Set exercise:
Return the records, each one exactly as written.

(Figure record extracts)
════════
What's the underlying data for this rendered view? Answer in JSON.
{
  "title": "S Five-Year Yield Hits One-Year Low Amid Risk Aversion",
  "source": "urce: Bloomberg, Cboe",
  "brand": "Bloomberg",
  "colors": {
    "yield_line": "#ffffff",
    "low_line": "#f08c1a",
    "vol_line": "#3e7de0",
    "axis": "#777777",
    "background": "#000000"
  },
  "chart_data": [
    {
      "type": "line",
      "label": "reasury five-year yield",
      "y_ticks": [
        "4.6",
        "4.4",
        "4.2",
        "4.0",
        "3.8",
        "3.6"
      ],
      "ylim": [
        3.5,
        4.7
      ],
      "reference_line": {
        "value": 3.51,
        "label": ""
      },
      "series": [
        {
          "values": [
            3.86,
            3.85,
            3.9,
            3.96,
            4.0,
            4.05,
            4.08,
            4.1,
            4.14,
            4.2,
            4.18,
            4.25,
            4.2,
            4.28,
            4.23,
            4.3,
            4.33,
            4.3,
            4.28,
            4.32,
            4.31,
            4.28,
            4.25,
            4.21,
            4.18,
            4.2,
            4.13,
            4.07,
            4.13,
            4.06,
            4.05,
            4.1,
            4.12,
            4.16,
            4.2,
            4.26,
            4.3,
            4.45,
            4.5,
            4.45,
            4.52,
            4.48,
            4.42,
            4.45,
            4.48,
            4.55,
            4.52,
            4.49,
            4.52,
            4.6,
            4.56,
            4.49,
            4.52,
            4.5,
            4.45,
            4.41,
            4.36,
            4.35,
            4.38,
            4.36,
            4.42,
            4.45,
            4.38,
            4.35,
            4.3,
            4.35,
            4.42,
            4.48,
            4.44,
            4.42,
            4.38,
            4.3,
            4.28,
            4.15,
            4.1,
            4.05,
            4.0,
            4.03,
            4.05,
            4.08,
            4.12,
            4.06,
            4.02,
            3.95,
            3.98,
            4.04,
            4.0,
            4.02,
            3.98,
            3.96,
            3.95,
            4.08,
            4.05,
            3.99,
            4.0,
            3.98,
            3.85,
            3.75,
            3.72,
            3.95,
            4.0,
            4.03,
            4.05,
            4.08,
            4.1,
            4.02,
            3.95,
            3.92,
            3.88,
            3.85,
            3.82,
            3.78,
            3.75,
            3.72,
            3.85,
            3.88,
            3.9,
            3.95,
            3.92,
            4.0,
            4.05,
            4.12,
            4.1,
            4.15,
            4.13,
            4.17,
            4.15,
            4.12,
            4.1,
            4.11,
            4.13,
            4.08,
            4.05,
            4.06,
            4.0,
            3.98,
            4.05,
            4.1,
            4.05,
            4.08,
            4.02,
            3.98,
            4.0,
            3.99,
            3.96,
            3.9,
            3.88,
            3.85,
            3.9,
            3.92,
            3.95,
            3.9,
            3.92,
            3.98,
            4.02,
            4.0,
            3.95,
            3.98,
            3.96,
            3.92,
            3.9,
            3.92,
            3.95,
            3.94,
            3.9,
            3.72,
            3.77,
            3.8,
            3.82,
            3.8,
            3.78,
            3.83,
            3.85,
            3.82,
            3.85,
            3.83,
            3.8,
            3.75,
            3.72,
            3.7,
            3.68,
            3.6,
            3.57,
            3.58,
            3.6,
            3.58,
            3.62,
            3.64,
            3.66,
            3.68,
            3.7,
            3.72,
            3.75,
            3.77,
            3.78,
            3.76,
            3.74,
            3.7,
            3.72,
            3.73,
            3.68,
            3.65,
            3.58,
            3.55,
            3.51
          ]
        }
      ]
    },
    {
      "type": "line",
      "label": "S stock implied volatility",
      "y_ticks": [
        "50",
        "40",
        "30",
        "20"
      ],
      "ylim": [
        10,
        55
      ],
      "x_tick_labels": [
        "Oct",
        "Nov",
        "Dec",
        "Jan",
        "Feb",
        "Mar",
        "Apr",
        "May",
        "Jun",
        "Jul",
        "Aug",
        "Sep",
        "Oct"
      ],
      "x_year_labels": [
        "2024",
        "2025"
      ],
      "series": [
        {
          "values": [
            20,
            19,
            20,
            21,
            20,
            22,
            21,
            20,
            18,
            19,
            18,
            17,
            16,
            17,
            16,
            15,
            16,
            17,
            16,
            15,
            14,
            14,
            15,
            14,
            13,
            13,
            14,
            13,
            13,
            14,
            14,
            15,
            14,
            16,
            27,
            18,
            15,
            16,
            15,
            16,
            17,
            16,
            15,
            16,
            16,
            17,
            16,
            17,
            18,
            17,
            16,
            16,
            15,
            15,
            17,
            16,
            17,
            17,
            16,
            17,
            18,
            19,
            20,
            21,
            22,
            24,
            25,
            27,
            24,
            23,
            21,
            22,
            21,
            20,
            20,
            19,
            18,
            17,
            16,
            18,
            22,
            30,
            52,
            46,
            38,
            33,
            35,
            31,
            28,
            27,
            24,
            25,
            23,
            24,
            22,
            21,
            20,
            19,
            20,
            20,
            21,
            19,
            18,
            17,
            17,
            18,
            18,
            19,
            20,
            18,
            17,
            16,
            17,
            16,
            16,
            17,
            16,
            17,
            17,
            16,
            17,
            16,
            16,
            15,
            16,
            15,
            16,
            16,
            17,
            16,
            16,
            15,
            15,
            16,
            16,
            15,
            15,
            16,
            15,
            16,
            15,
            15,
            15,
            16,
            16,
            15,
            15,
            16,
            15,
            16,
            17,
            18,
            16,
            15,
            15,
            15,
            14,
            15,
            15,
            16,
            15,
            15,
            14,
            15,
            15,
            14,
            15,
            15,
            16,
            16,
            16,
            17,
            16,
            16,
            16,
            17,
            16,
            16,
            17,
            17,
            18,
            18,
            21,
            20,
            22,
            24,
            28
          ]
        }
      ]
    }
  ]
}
════════
Answer for the task:
What's the underlying data for this rendered view? Answer in JSON.
{
  "title": "S Five-Year Yield Hits One-Year Low Amid Risk Aversion",
  "source": "urce: Bloomberg, Cboe",
  "brand": "Bloomberg",
  "colors": {
    "yield_line": "#ffffff",
    "low_line": "#f08c1a",
    "vol_line": "#3e7de0",
    "axis": "#777777",
    "background": "#000000"
  },
  "chart_data": [
    {
      "type": "line",
      "label": "reasury five-year yield",
      "y_ticks": [
        "4.6",
        "4.4",
        "4.2",
        "4.0",
        "3.8",
        "3.6"
      ],
      "ylim": [
        3.5,
        4.7
      ],
      "reference_line": {
        "value": 3.51,
        "label": ""
      },
      "series": [
        {
          "values": [
            3.86,
            3.85,
            3.9,
            3.96,
            4.0,
            4.05,
            4.08,
            4.1,
            4.14,
            4.2,
            4.18,
            4.25,
            4.2,
            4.28,
            4.23,
            4.3,
            4.33,
            4.3,
            4.28,
            4.32,
            4.31,
            4.28,
            4.25,
            4.21,
            4.18,
            4.2,
            4.13,
            4.07,
            4.13,
            4.06,
            4.05,
            4.1,
            4.12,
            4.16,
            4.2,
            4.26,
            4.3,
            4.45,
            4.5,
            4.45,
            4.52,
            4.48,
            4.42,
            4.45,
            4.48,
            4.55,
            4.52,
            4.49,
            4.52,
            4.6,
            4.56,
            4.49,
            4.52,
            4.5,
            4.45,
            4.41,
            4.36,
            4.35,
            4.38,
            4.36,
            4.42,
            4.45,
            4.38,
            4.35,
            4.3,
            4.35,
            4.42,
            4.48,
            4.44,
            4.42,
            4.38,
            4.3,
            4.28,
            4.15,
            4.1,
            4.05,
            4.0,
            4.03,
            4.05,
            4.08,
            4.12,
            4.06,
            4.02,
            3.95,
            3.98,
            4.04,
            4.0,
            4.02,
            3.98,
            3.96,
            3.95,
            4.08,
            4.05,
            3.99,
            4.0,
            3.98,
            3.85,
            3.75,
            3.72,
            3.95,
            4.0,
            4.03,
            4.05,
            4.08,
            4.1,
            4.02,
            3.95,
            3.92,
            3.88,
            3.85,
            3.82,
            3.78,
            3.75,
            3.72,
            3.85,
            3.88,
            3.9,
            3.95,
            3.92,
            4.0,
            4.05,
            4.12,
            4.1,
            4.15,
            4.13,
            4.17,
            4.15,
            4.12,
            4.1,
            4.11,
            4.13,
            4.08,
            4.05,
            4.06,
            4.0,
            3.98,
            4.05,
            4.1,
            4.05,
            4.08,
            4.02,
            3.98,
            4.0,
            3.99,
            3.96,
            3.9,
            3.88,
            3.85,
            3.9,
            3.92,
            3.95,
            3.9,
            3.92,
            3.98,
            4.02,
            4.0,
            3.95,
            3.98,
            3.96,
            3.92,
            3.9,
            3.92,
            3.95,
            3.94,
            3.9,
            3.72,
            3.77,
            3.8,
            3.82,
            3.8,
            3.78,
            3.83,
            3.85,
            3.82,
            3.85,
            3.83,
            3.8,
            3.75,
            3.72,
            3.7,
            3.68,
            3.6,
            3.57,
            3.58,
            3.6,
            3.58,
            3.62,
            3.64,
            3.66,
            3.68,
            3.7,
            3.72,
            3.75,
            3.77,
            3.78,
            3.76,
            3.74,
            3.7,
            3.72,
            3.73,
            3.68,
            3.65,
            3.58,
            3.55,
            3.51
          ]
        }
      ]
    },
    {
      "type": "line",
      "label": "S stock implied volatility",
      "y_ticks": [
        "50",
        "40",
        "30",
        "20"
      ],
      "ylim": [
        10,
        55
      ],
      "x_tick_labels": [
        "Oct",
        "Nov",
        "Dec",
        "Jan",
        "Feb",
        "Mar",
        "Apr",
        "May",
        "Jun",
        "Jul",
        "Aug",
        "Sep",
        "Oct"
      ],
      "x_year_labels": [
        "2024",
        "2025"
      ],
      "series": [
        {
          "values": [
            20,
            19,
            20,
            21,
            20,
            22,
            21,
            20,
            18,
            19,
            18,
            17,
            16,
            17,
            16,
            15,
            16,
            17,
            16,
            15,
            14,
            14,
            15,
            14,
            13,
            13,
            14,
            13,
            13,
            14,
            14,
            15,
            14,
            16,
            27,
            18,
            15,
            16,
            15,
            16,
            17,
            16,
            15,
            16,
            16,
            17,
            16,
            17,
            18,
            17,
            16,
            16,
            15,
            15,
            17,
            16,
            17,
            17,
            16,
            17,
            18,
            19,
            20,
            21,
            22,
            24,
            25,
            27,
            24,
            23,
            21,
            22,
            21,
            20,
            20,
            19,
            18,
            17,
            16,
            18,
            22,
            30,
            52,
            46,
            38,
            33,
            35,
            31,
            28,
            27,
            24,
            25,
            23,
            24,
            22,
            21,
            20,
            19,
            20,
            20,
            21,
            19,
            18,
            17,
            17,
            18,
            18,
            19,
            20,
            18,
            17,
            16,
            17,
            16,
            16,
            17,
            16,
            17,
            17,
            16,
            17,
            16,
            16,
            15,
            16,
            15,
            16,
            16,
            17,
            16,
            16,
            15,
            15,
            16,
            16,
            15,
            15,
            16,
            15,
            16,
            15,
            15,
            15,
            16,
            16,
            15,
            15,
            16,
            15,
            16,
            17,
            18,
            16,
            15,
            15,
            15,
            14,
            15,
            15,
            16,
            15,
            15,
            14,
            15,
            15,
            14,
            15,
            15,
            16,
            16,
            16,
            17,
            16,
            16,
            16,
            17,
            16,
            16,
            17,
            17,
            18,
            18,
            21,
            20,
            22,
            24,
            28
          ]
        }
      ]
    }
  ]
}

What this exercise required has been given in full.